━━ Ausgewählter Auszug ━━
# Delphi + S7 Profibus



## Anonymous (13 September 2005)

Servus @ All,
hat jemand von Euch es schon geschafft Delphi auf S7 zugreifen zu lassen? Es klappt ja das auslesen schon , aber beim schreiben auf einen Datenbereich, gibt es eine Fehlermeldung "151" .
Konfig :
CP5611, SAPI_S7.dll, S7-317

lg
Tobias


----------



## Anonymous (13 September 2005)

*Delphi und S7*

Hallo tobkin1,


			
				tobkin1 schrieb:
			
		

> hat jemand von Euch es schon geschafft Delphi auf S7 zugreifen zu lassen?


Ja, habe ich geschafft. Dazu habe ich eine Komponente erstellt, die auf die SAPI_S7.dll zugreift und das ganze C-Gerödels für Delphi-Anwender verdeckt. Funktioniert problemlos.
Fehlernummer 151hex heisst im Klartext :
"S7_ERR_SYMB_ADDRESS_INCONSISTEN", also auf gut deutsch : "Die in der symbolischen Adresse enthaltene Größe der Anwenderdaten und die Größe des Anwenderpuffers sind widersprüchlich".
In der SAPI_S7.dll gibt es die Funktion "s7_last_detailed_err_msg". Der Aufruf dieser Funktion einen englischsprachigen String zurück. Der String beschreibt den letzten, aufgetretenen Fehler im Klartext und gibt Hinweise zur Fehlerbeseitigung.
Deklaration : const char *s7_get_last_detailed_err_msg(void)
Ich hoffe, das hilft Dir weiter.
Gruss
Gast ???


----------



## Anonymous (13 September 2005)

*Delphi und S7*

Hallo tobkin1,
Uuppss, da ist mir in der Eile ein Tippfehler passiert.
Es muss richtig heissen :

Deklaration : const char *s7_last_detailed_err_msg(void) 

Tip : Den String kann man dann direkt in eine Log-Datrei schreiben.

Gruss
Gast ???


----------



## Anonymous (14 September 2005)

*Re: Delphi und S7*



			
				Gast ??? schrieb:
			
		

> ...Ich hoffe, das hilft Dir weiter.
> ...



Morgen, werde mal schauen aber das klingt generell schon mal gut!

Melde mich wieder

Gruss
Tobias


----------



## Gerhard Bäurle (15 September 2005)

tobkin1 schrieb:
			
		

> Servus @ All,
> hat jemand von Euch es schon geschafft Delphi auf S7 zugreifen zu lassen? ... CP5611, SAPI_S7.dll, S7-317
> Tobias



Hallo,

damit geht es ohne Probleme:
http://www.deltalogic.de/software/aglink.htm

Demos:
http://www.deltalogic.de/download/aglink.htm

Viele Grüße

Gerhard Bäurle


----------



## Anonymous (17 September 2005)

Hallo @all,
nachdem mein gestriger Beitrag hier an genau dieser Stelle von der allmächtigen Zensur kommentarlos entfernt wurde, hier nochmal eine wesentlich entschärfte Version meines gelöschten Beitrags, die hoffentlich mit der nicht diskussionsfähigen Meinung des Zensors konveniert.
━━━
Aufgaben:
A) Was bedeutet die Fehlernummer 151hex laut dem Thread zu Delphi und S7 auf Deutsch?
B) Zähle alle Bestandteile der Konfiguration auf, die Tobias im Thread zu Delphi und S7 angibt.
C) Schreibe den Thread zu Delphi und S7 im Anschluss an seinen letzten Satz weiter.
Die Zeilen stammen aus einer anderen Quelle als der Thread zu Delphi und S7.
━━ Bereitgestellte Daten ━━
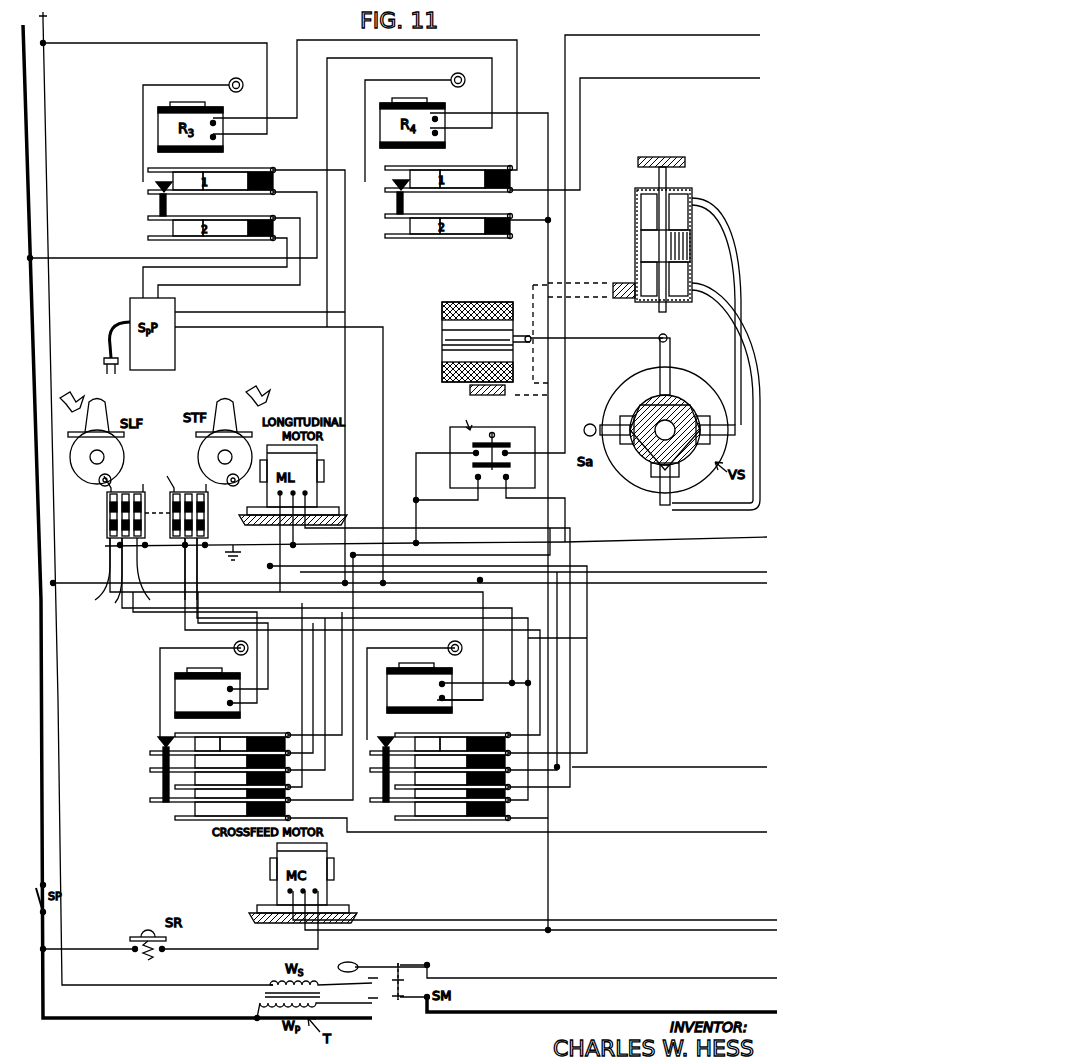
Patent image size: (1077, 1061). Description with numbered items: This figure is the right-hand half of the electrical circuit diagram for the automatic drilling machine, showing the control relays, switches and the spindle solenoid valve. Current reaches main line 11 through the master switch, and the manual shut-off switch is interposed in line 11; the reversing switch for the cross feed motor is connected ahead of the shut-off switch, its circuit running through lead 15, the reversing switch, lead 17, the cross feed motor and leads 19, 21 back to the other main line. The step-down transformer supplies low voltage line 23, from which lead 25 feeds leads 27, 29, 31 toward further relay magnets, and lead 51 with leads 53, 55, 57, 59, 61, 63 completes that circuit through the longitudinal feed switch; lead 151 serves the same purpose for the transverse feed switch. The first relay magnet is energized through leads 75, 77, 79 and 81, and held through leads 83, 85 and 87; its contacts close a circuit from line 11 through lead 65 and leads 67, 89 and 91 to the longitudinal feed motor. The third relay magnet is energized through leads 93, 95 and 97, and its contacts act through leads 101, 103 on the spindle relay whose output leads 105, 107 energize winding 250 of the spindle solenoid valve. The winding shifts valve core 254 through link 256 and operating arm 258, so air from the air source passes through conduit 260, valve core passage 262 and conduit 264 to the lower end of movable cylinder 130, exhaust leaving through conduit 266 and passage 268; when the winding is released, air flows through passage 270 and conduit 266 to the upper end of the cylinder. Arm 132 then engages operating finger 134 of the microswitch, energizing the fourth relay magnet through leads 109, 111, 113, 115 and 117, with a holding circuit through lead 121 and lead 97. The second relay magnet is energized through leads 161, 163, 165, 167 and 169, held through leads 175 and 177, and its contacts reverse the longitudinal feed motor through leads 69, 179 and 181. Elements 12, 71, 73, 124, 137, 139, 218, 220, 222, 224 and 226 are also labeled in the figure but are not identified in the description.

The main line 11 is at (42, 630).
The switch contact stack 12 is at (135, 492).
The lead 15 is at (96, 949).
The lead 17 is at (250, 949).
The lead 19 is at (472, 930).
The lead 21 is at (635, 928).
The low voltage line 23 is at (56, 668).
The lead 25 is at (85, 583).
The lead 27 is at (350, 555).
The lead 29 is at (446, 592).
The lead 31 is at (516, 585).
The lead 51 is at (406, 590).
The lead 53 is at (151, 577).
The lead 55 is at (113, 576).
The lead 57 is at (185, 575).
The lead 59 is at (222, 545).
The lead 61 is at (345, 528).
The lead 63 is at (486, 542).
The lead 65 is at (85, 258).
The lead 67 is at (300, 170).
The lead 69 is at (530, 540).
The conductor 71 is at (644, 767).
The conductor 73 is at (387, 920).
The lead 75 is at (258, 632).
The lead 77 is at (266, 656).
The lead 79 is at (218, 552).
The lead 81 is at (94, 576).
The lead 83 is at (292, 566).
The lead 85 is at (528, 714).
The lead 87 is at (456, 832).
The lead 89 is at (356, 600).
The lead 91 is at (296, 672).
The lead 93 is at (215, 43).
The lead 95 is at (297, 86).
The lead 97 is at (668, 78).
The lead 101 is at (208, 270).
The lead 103 is at (220, 286).
The output lead 105 is at (272, 312).
The output lead 107 is at (273, 322).
The lead 109 is at (383, 425).
The lead 111 is at (548, 132).
The lead 113 is at (548, 240).
The lead 115 is at (432, 500).
The lead 117 is at (418, 518).
The lead 121 is at (540, 218).
The hydraulic cylinder 124 is at (640, 212).
The movable cylinder 130 is at (635, 276).
The arm 132 is at (472, 395).
The operating finger 134 is at (492, 430).
The conductor 137 is at (658, 40).
The conductor 139 is at (435, 447).
The lead 151 is at (296, 619).
The lead 161 is at (480, 663).
The lead 163 is at (497, 681).
The lead 165 is at (514, 687).
The lead 167 is at (587, 638).
The lead 169 is at (203, 622).
The lead 175 is at (540, 802).
The lead 177 is at (548, 875).
The lead 179 is at (565, 770).
The lead 181 is at (566, 788).
The switch handle 218 is at (103, 405).
The switch handle 220 is at (226, 398).
The plug cable 222 is at (65, 390).
The indicator 224 is at (255, 392).
The indicator lamp 226 is at (175, 390).
The winding 250 is at (478, 292).
The valve core 254 is at (700, 470).
The link 256 is at (618, 340).
The operating arm 258 is at (660, 353).
The conduit 260 is at (612, 420).
The valve core passage 262 is at (640, 460).
The conduit 264 is at (741, 338).
The conduit 266 is at (753, 358).
The passage 268 is at (660, 395).
The passage 270 is at (640, 410).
━━━
Lösungen:
A) Die in der symbolischen Adresse enthaltene Größe der Anwenderdaten und die Größe des Anwenderpuffers sind widersprüchlich.

B) CP5611, SAPI_S7.dll, S7-317

C)
@deltalogic


> damit geht es ohne Probleme:


Tobkin1 hat nach der SAPI_S7.Dll gefragt. Ihr vom Admin jederzeit willkommener Werbebeitrag ist nach meiner bescheidenen Meinung nach hier in diesem Thread daher etwas deplaziert, wie so viele andere Ihrer Beiträge auch. Die SPS-Anwender in diesem Forum erwarten konkrete Hilfestellungen von kompetenten Fachleuten zu Ihren Fragen und keine Allgemeinfloskeln mit Werbeinhalten. Ich würde es im Interesse dieses eigentlich tollen Forums begrüßen, wenn Sie doch in Zukunft dafür die Rubrik "Werbung und Produktneuheiten" benutzen würden. Es hilft hier keinem weiter, wenn die Hälfte Ihrer Beiträge gleichen Inhalts sind !!! Wertvoll wäre natürlich für das Forum die Verlinkung der Homepage Ihrer Firma als kostenpflichtige Werbung in diesem Forum. Dies trägt zum einen zur Finanzierung dieses interessanten Forums bei und erhöht mit Sicherheit die Aufmerksamkeit der Forumsteilnehmer für Ihre Produkte im positiven Sinne. 
Herr Bäuerle, denken Sie mal darüber nach. Ihnen sollte eigentlich bekannt sein, dass exzessive Werbung auch mal nach hinten losgehen kann und einen wirklich negativen Effekt auf die Firma und deren Image auslöst. Wenn Sie wirklich konstruktive Beiträge zu S5, S7, WinCC oder anderen SPS- und Visualisierungssysteme beisteuern können und möchten, sind Ihre Beiträge gerne willkommen...
@Markus
Auch wenn Du der Meinung bist, dass alle Dir unliebsamen Diskussionen hier im Forum per PM oder durch Beitragslöschung gelöst werden sollen, habe ich dies nochmal hier ganz bewusst öffentlich eingestellt. Es geht nicht an, dass sich hier im Forum eine Firma sich Wettbewerbsvorteile durch hundertfaches Einstellen von Standardsätzen verschaffen will. Es interessiert keinen, kostet Deinen Webspace, es schadet dem Forum und letztendlich auch der Firma Deltalogic selber.
Wir beide haben schon einige PM's zu diesem Thema ausgetauscht, leider aber noch keinen Konsens erreicht. Wir werden da wohl ewig unterschiedlicher Meinung sein. Ich habe dann mal meinen gestrigen Beitrag (von Dir gelöscht) hier nochmal anders formuliert eingestellt und hoffe, dass er hier auch so stehenbleibt.
Gruß
Gast ???


----------



## lorenz2512 (18 September 2005)

Hallo,
den Beitrag habe ich gelöscht :idea: nicht Markus :!: wenn da Probleme auftreten 05584/999260 (meine Telefonnummer), dann kann man meine Entscheidung den Beitrag zu löschen bereden (gilt für Alle).


----------



## Der Nörgler (18 September 2005)

@Gast

Danke für Deine netten Worte leider habe ich die Version mit mehr Action nicht mehr lesen dürfen eine Kopie als pn wäre klasse.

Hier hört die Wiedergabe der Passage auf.